■ Extract provided:
From: James O'Brien on
[Note: parts of this message were removed to make it a legal post.]

Hi,

I'm a newbie with a background in Java. I've just about finished working
through an introductory ruby book and I didn't see anything about abstract
classes or indeed interfaces.

I have found the concept of an interface invaluable in my Java programming
and wondered if there were an equivalent concept in Ruby?

I'm open to the idea that interfaces might not be needed in Ruby but I'd
very much like this properly explained since as a thought-experiment I
propose Java without interfaces would be worse - therefore what is it
specifically about Ruby which means it is not as needed? I'm well versed in
the benefits of test driven code and documentation but we have this in Java
too (and still find interfaces a useful abstraction tool). So is there
something I'm missing or are interfaces something people here would like to
see added to the Ruby language? I agree Ruby is wonderful but loyalties
aside can someone actually put it in words for me why it doesn't need
interfaces.

many thanks for your replies

From: Steve Klabnik on
[Note: parts of this message were removed to make it a legal post.]

There aren't interfaces in Ruby, because Ruby is dynamically typed. So
rather than see if an object is of the right type, you ask it if it responds
to a certain message, using Object#respond_to?

■ Available data:
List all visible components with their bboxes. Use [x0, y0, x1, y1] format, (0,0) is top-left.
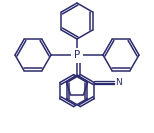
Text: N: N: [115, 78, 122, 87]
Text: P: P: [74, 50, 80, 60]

■ Exercise set:
1. In the Ruby interfaces thread, list every sentence that contains the capitalized word "Ruby".
2. Quote the Ruby interfaces thread between "I'm a newbie" and "or indeed interfaces.", inclusive.
Rely only on the Ruby interfaces thread.

■ Replies:
1.
- I have found the concept of an interface invaluable in my Java programming and wondered if there were an equivalent concept in Ruby?
- I'm open to the idea that interfaces might not be needed in Ruby but I'd very much like this properly explained since as a thought-experiment I propose Java without interfaces would be worse - therefore what is it specifically about Ruby which means it is not as needed?
- So is there something I'm missing or are interfaces something people here would like to see added to the Ruby language?
- I agree Ruby is wonderful but loyalties aside can someone actually put it in words for me why it doesn't need interfaces.
- There aren't interfaces in Ruby, because Ruby is dynamically typed.

2.
I'm a newbie with a background in Java. I've just about finished working
through an introductory ruby book and I didn't see anything about abstract
classes or indeed interfaces.